• WHAT THE EXERCISE ASKS:
Gather all lines with the word "нейрофизиологического" in them.
==== SOURCE DATA ====
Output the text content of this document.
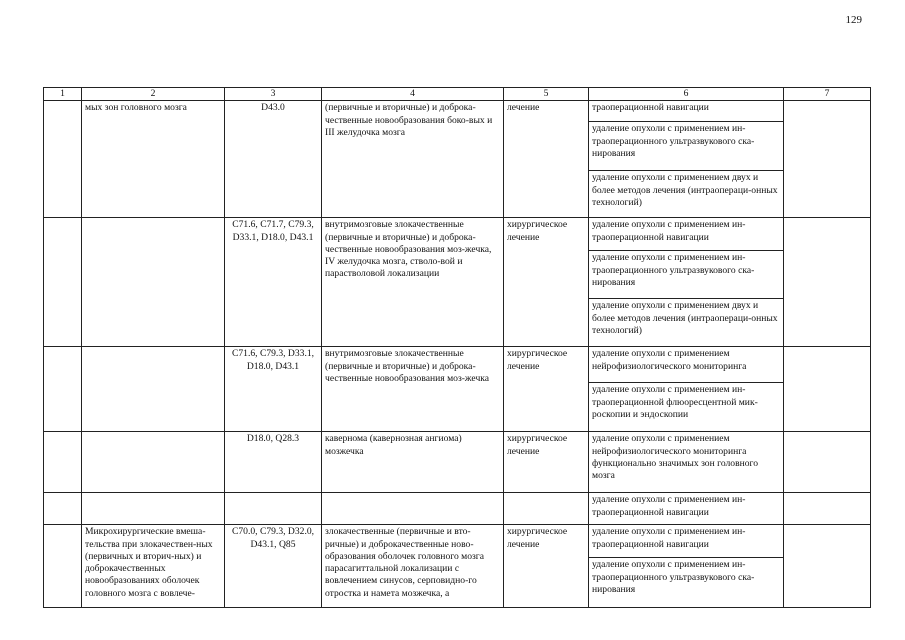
129
1	2	3	4	5	6	7
	мых зон головного мозга	D43.0	(первичные и вторичные) и доброка-чественные новообразования боко-вых и III желудочка мозга	лечение	траоперационной навигации	
					удаление опухоли с применением ин-траоперационного ультразвукового ска-нирования	
					удаление опухоли с применением двух и более методов лечения (интраопераци-онных технологий)	
		C71.6, C71.7, C79.3, D33.1, D18.0, D43.1	внутримозговые злокачественные (первичные и вторичные) и доброка-чественные новообразования моз-жечка, IV желудочка мозга, стволо-вой и парастволовой локализации	хирургическое лечение	удаление опухоли с применением ин-траоперационной навигации	
					удаление опухоли с применением ин-траоперационного ультразвукового ска-нирования	
					удаление опухоли с применением двух и более методов лечения (интраопераци-онных технологий)	
		C71.6, C79.3, D33.1, D18.0, D43.1	внутримозговые злокачественные (первичные и вторичные) и доброка-чественные новообразования моз-жечка	хирургическое лечение	удаление опухоли с применением нейрофизиологического мониторинга	
					удаление опухоли с применением ин-траоперационной флюоресцентной мик-роскопии и эндоскопии	
		D18.0, Q28.3	кавернома (кавернозная ангиома) мозжечка	хирургическое лечение	удаление опухоли с применением нейрофизиологического мониторинга функционально значимых зон головного мозга	
					удаление опухоли с применением ин-траоперационной навигации	
	Микрохирургические вмеша-тельства при злокачествен-ных (первичных и вторич-ных) и доброкачественных новообразованиях оболочек головного мозга с вовлече-	C70.0, C79.3, D32.0, D43.1, Q85	злокачественные (первичные и вто-ричные) и доброкачественные ново-образования оболочек головного мозга парасагиттальной локализации с вовлечением синусов, серповидно-го отростка и намета мозжечка, а	хирургическое лечение	удаление опухоли с применением ин-траоперационной навигации	
					удаление опухоли с применением ин-траоперационного ультразвукового ска-нирования	
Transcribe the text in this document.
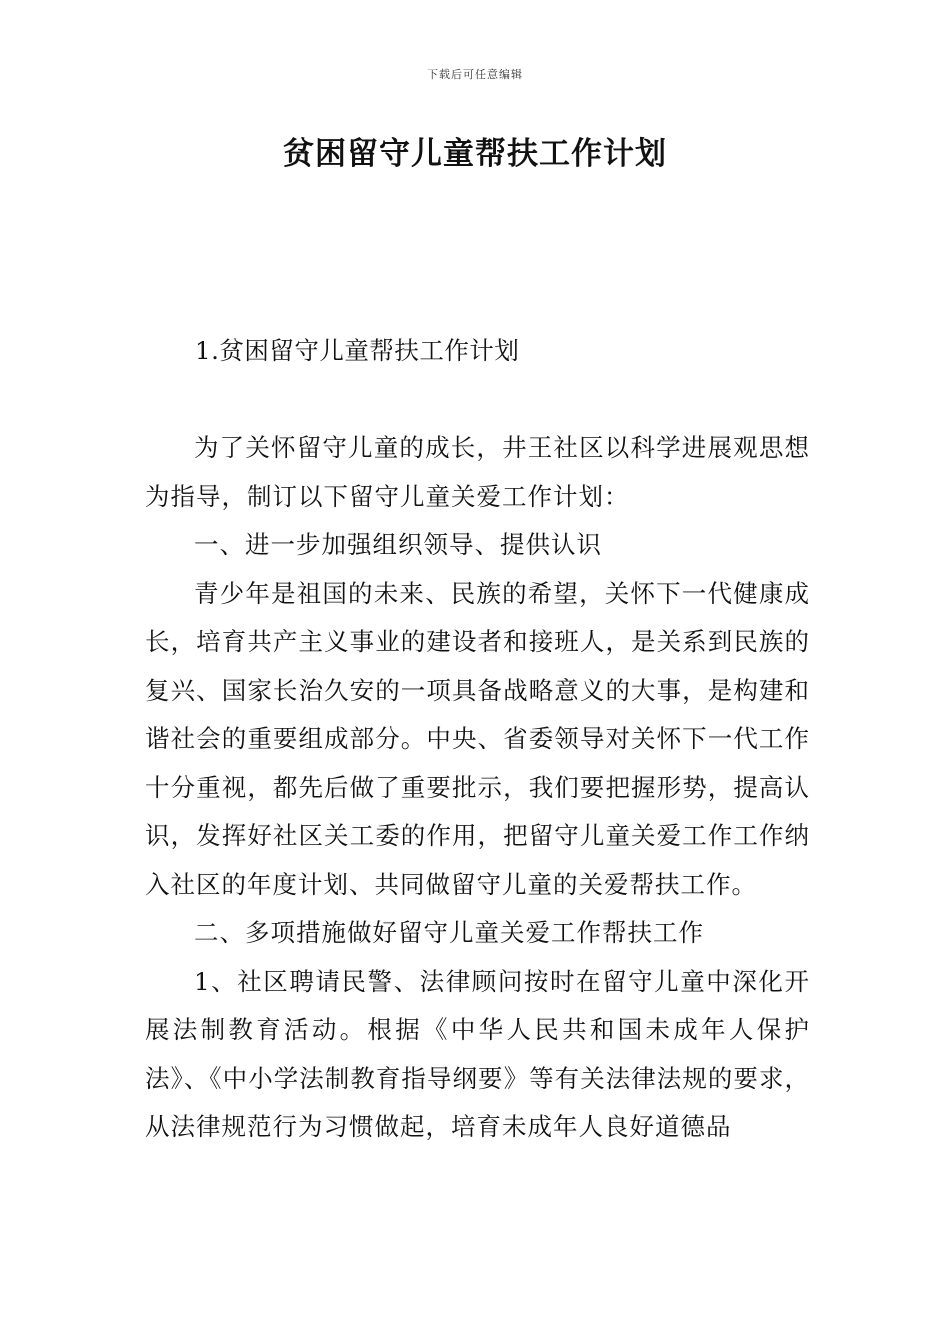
下载后可任意编辑
贫困留守儿童帮扶工作计划
1.贫困留守儿童帮扶工作计划

为了关怀留守儿童的成长，井王社区以科学进展观思想为指导，制订以下留守儿童关爱工作计划：

一、进一步加强组织领导、提供认识

青少年是祖国的未来、民族的希望，关怀下一代健康成长，培育共产主义事业的建设者和接班人，是关系到民族的复兴、国家长治久安的一项具备战略意义的大事，是构建和谐社会的重要组成部分。中央、省委领导对关怀下一代工作十分重视，都先后做了重要批示，我们要把握形势，提高认识，发挥好社区关工委的作用，把留守儿童关爱工作工作纳入社区的年度计划、共同做留守儿童的关爱帮扶工作。

二、多项措施做好留守儿童关爱工作帮扶工作

1、社区聘请民警、法律顾问按时在留守儿童中深化开展法制教育活动。根据《中华人民共和国未成年人保护法》、《中小学法制教育指导纲要》等有关法律法规的要求，从法律规范行为习惯做起，培育未成年人良好道德品
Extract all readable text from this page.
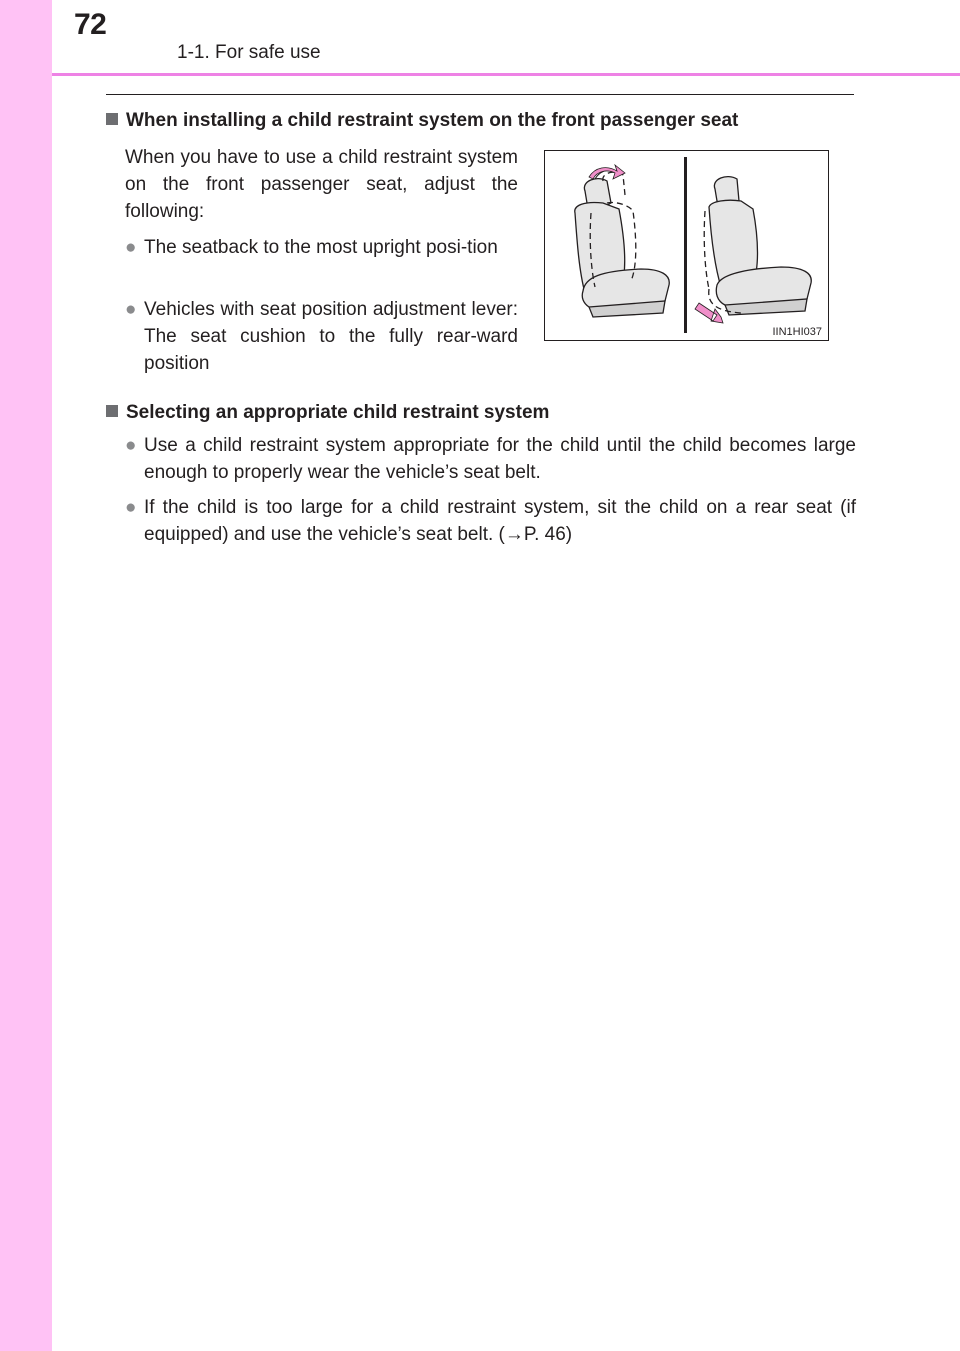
72
1-1. For safe use
When installing a child restraint system on the front passenger seat
When you have to use a child restraint system on the front passenger seat, adjust the following:
● The seatback to the most upright posi-tion
● Vehicles with seat position adjustment lever: The seat cushion to the fully rear-ward position
IIN1HI037
Selecting an appropriate child restraint system
● Use a child restraint system appropriate for the child until the child becomes large enough to properly wear the vehicle’s seat belt.
● If the child is too large for a child restraint system, sit the child on a rear seat (if equipped) and use the vehicle’s seat belt. (→P. 46)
====
• RESPONSE TO THIS TASK:
		C71.6, C79.3, D33.1, D18.0, D43.1	внутримозговые злокачественные (первичные и вторичные) и доброка-чественные новообразования моз-жечка	хирургическое лечение	удаление опухоли с применением нейрофизиологического мониторинга	
		D18.0, Q28.3	кавернома (кавернозная ангиома) мозжечка	хирургическое лечение	удаление опухоли с применением нейрофизиологического мониторинга функционально значимых зон головного мозга	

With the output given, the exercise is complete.